* Written instruction: Count the lines below that contain the word "Straw", and reply with only that number.

* Supplied records:
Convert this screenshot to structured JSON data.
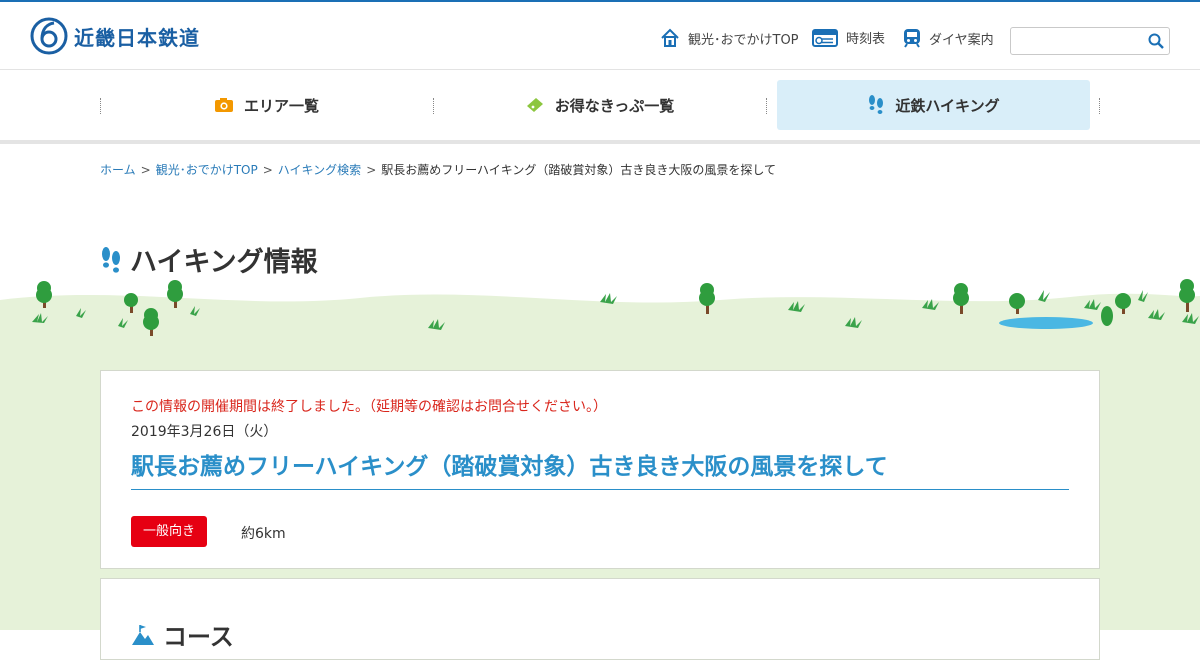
{
  "header": {
    "logo_text": "近畿日本鉄道",
    "links": [
      {
        "label": "観光･おでかけTOP",
        "icon": "home-icon"
      },
      {
        "label": "時刻表",
        "icon": "timetable-icon"
      },
      {
        "label": "ダイヤ案内",
        "icon": "train-icon"
      }
    ],
    "search": {
      "placeholder": "",
      "value": ""
    }
  },
  "nav": {
    "items": [
      {
        "label": "エリア一覧",
        "icon": "camera-icon",
        "color": "#f39800"
      },
      {
        "label": "お得なきっぷ一覧",
        "icon": "ticket-icon",
        "color": "#8cc63f"
      },
      {
        "label": "近鉄ハイキング",
        "icon": "footprints-icon",
        "color": "#2a8fc9"
      }
    ]
  },
  "breadcrumb": {
    "items": [
      "ホーム",
      "観光･おでかけTOP",
      "ハイキング検索"
    ],
    "current": "駅長お薦めフリーハイキング（踏破賞対象）古き良き大阪の風景を探して"
  },
  "page_title": "ハイキング情報",
  "event": {
    "notice": "この情報の開催期間は終了しました。（延期等の確認はお問合せください。）",
    "date": "2019年3月26日（火）",
    "title": "駅長お薦めフリーハイキング（踏破賞対象）古き良き大阪の風景を探して",
    "level_badge": "一般向き",
    "distance": "約6km"
  },
  "course": {
    "heading": "コース"
  },
  "colors": {
    "brand": "#1a5fa3",
    "link": "#2a7bb8",
    "title_blue": "#2a8fc9",
    "notice_red": "#d9261c",
    "badge_red": "#e60012",
    "meadow": "#e6f2d9"
  }
}
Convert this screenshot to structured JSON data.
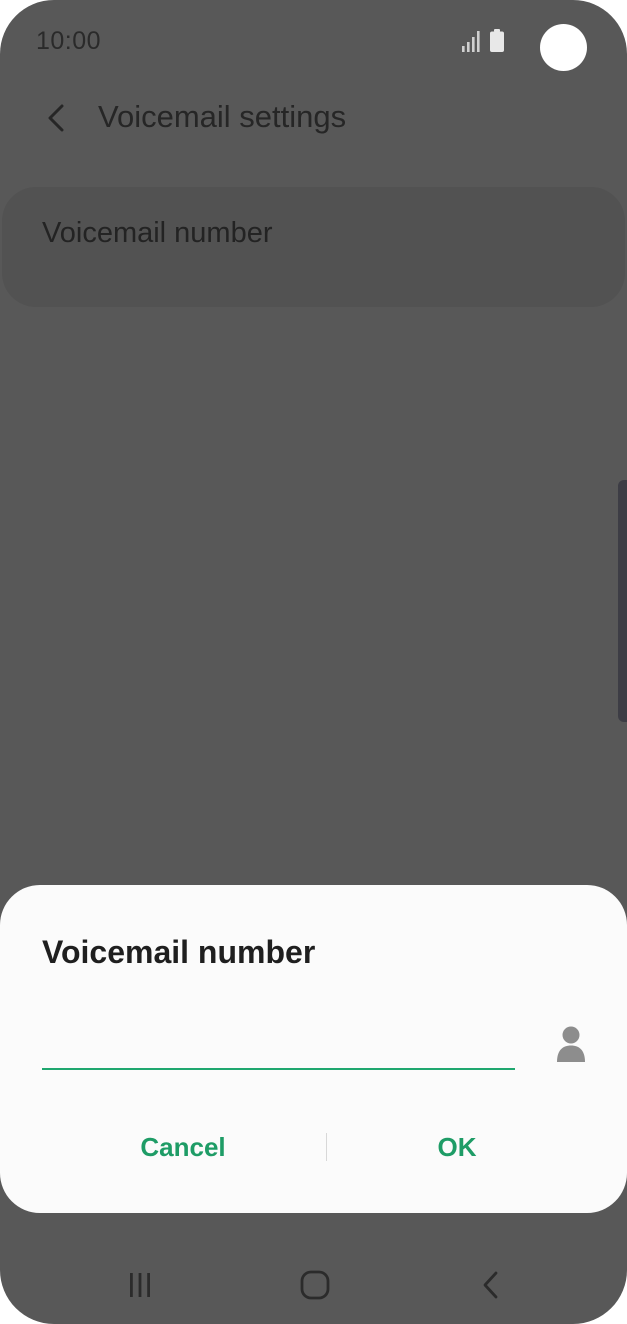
{
  "status_bar": {
    "time": "10:00",
    "signal_icon": "signal-bars-icon",
    "battery_icon": "battery-icon"
  },
  "header": {
    "back_icon": "chevron-left-icon",
    "title": "Voicemail settings"
  },
  "settings": {
    "items": [
      {
        "label": "Voicemail number"
      }
    ]
  },
  "dialog": {
    "title": "Voicemail number",
    "input_value": "",
    "contacts_icon": "person-icon",
    "cancel_label": "Cancel",
    "ok_label": "OK"
  },
  "nav_bar": {
    "recents_icon": "recents-icon",
    "home_icon": "home-icon",
    "back_icon": "back-icon"
  },
  "colors": {
    "accent": "#1fa76f",
    "button_text": "#1e9c66",
    "scrim_background": "#585858",
    "dialog_background": "#fbfbfb"
  }
}
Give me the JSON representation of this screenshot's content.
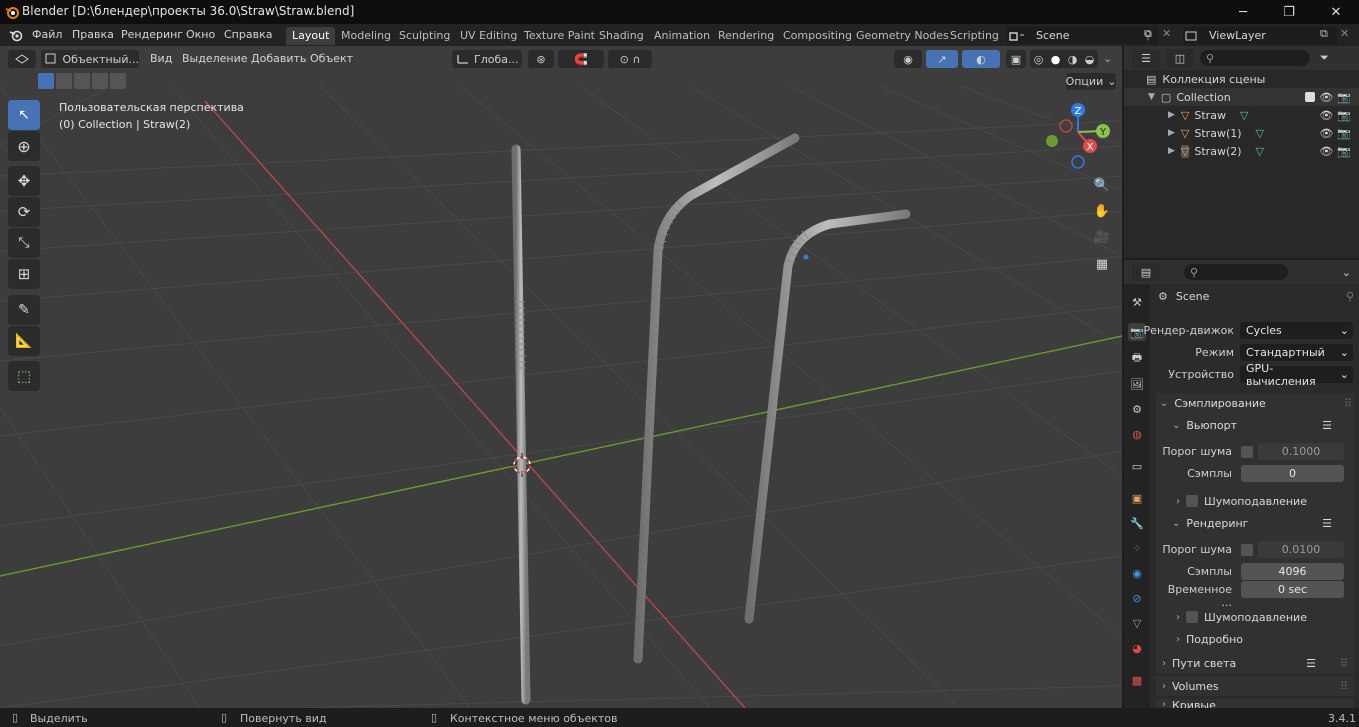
{
  "window": {
    "title": "Blender [D:\\блендер\\проекты 36.0\\Straw\\Straw.blend]",
    "minimize": "─",
    "maximize": "❐",
    "close": "✕"
  },
  "menu": {
    "items": [
      "Файл",
      "Правка",
      "Рендеринг",
      "Окно",
      "Справка"
    ]
  },
  "workspaces": {
    "tabs": [
      "Layout",
      "Modeling",
      "Sculpting",
      "UV Editing",
      "Texture Paint",
      "Shading",
      "Animation",
      "Rendering",
      "Compositing",
      "Geometry Nodes",
      "Scripting"
    ],
    "active": "Layout"
  },
  "scene_selector": {
    "value": "Scene"
  },
  "viewlayer_selector": {
    "value": "ViewLayer"
  },
  "viewport_header": {
    "mode": "Объектный...",
    "menus": [
      "Вид",
      "Выделение",
      "Добавить",
      "Объект"
    ],
    "orientation": "Глоба...",
    "options_label": "Опции"
  },
  "viewport": {
    "perspective_label": "Пользовательская перспектива",
    "collection_label": "(0) Collection | Straw(2)",
    "gizmo": {
      "z": "Z",
      "y": "Y",
      "x": "X"
    }
  },
  "outliner": {
    "root": "Коллекция сцены",
    "collection": "Collection",
    "objects": [
      "Straw",
      "Straw(1)",
      "Straw(2)"
    ]
  },
  "properties": {
    "scene_name": "Scene",
    "render_engine_label": "Рендер-движок",
    "render_engine": "Cycles",
    "mode_label": "Режим",
    "mode": "Стандартный",
    "device_label": "Устройство",
    "device": "GPU-вычисления",
    "sampling_title": "Сэмплирование",
    "viewport_title": "Вьюпорт",
    "noise_threshold_label": "Порог шума",
    "viewport_noise_threshold": "0.1000",
    "samples_label": "Сэмплы",
    "viewport_samples": "0",
    "denoise_label": "Шумоподавление",
    "render_title": "Рендеринг",
    "render_noise_threshold": "0.0100",
    "render_samples": "4096",
    "time_label": "Временное ...",
    "time_value": "0 sec",
    "details_label": "Подробно",
    "light_paths_label": "Пути света",
    "volumes_label": "Volumes",
    "curves_label": "Кривые"
  },
  "statusbar": {
    "select": "Выделить",
    "rotate": "Повернуть вид",
    "context": "Контекстное меню объектов",
    "version": "3.4.1"
  },
  "colors": {
    "accent": "#4772b3",
    "x_axis": "#e14b4b",
    "y_axis": "#8bc34a",
    "z_axis": "#2e7be8"
  }
}
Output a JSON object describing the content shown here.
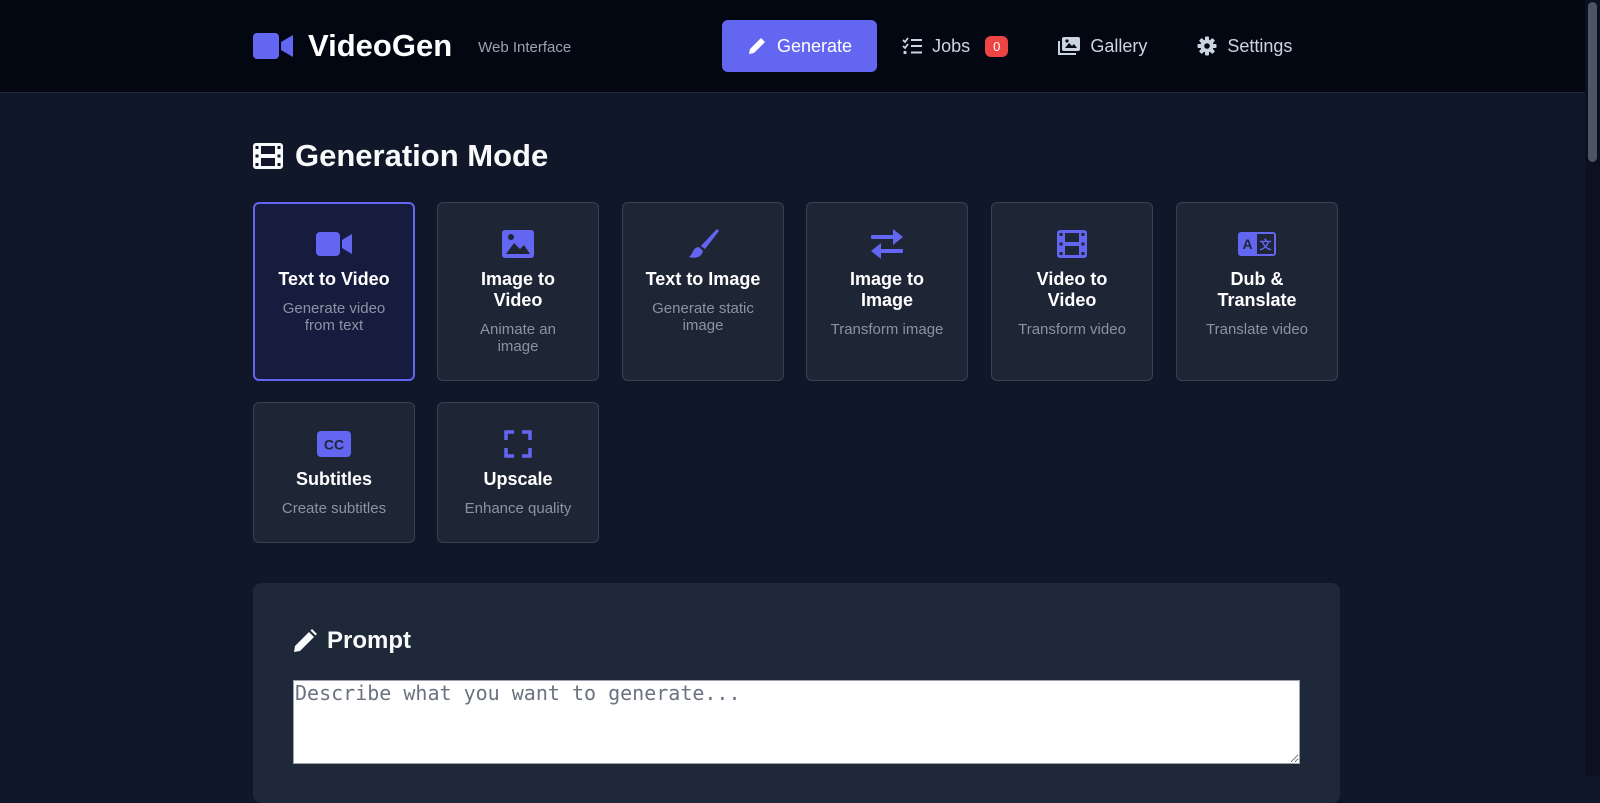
{
  "brand": {
    "title": "VideoGen",
    "subtitle": "Web Interface"
  },
  "nav": [
    {
      "label": "Generate",
      "icon": "pencil-icon",
      "active": true
    },
    {
      "label": "Jobs",
      "icon": "tasks-icon",
      "badge": "0"
    },
    {
      "label": "Gallery",
      "icon": "images-icon"
    },
    {
      "label": "Settings",
      "icon": "gear-icon"
    }
  ],
  "section": {
    "title": "Generation Mode",
    "icon": "film-icon"
  },
  "modes": [
    {
      "label": "Text to Video",
      "desc": "Generate video from text",
      "icon": "video-camera-icon",
      "selected": true
    },
    {
      "label": "Image to Video",
      "desc": "Animate an image",
      "icon": "image-icon"
    },
    {
      "label": "Text to Image",
      "desc": "Generate static image",
      "icon": "paintbrush-icon"
    },
    {
      "label": "Image to Image",
      "desc": "Transform image",
      "icon": "exchange-arrows-icon"
    },
    {
      "label": "Video to Video",
      "desc": "Transform video",
      "icon": "film-icon"
    },
    {
      "label": "Dub & Translate",
      "desc": "Translate video",
      "icon": "language-icon"
    },
    {
      "label": "Subtitles",
      "desc": "Create subtitles",
      "icon": "closed-captions-icon"
    },
    {
      "label": "Upscale",
      "desc": "Enhance quality",
      "icon": "expand-icon"
    }
  ],
  "prompt": {
    "title": "Prompt",
    "icon": "pencil-icon",
    "value": "",
    "placeholder": "Describe what you want to generate..."
  },
  "colors": {
    "accent": "#6366f1",
    "badge": "#ef4444",
    "background": "#0f1729",
    "header": "#030712"
  }
}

* Answer to the exercise: 5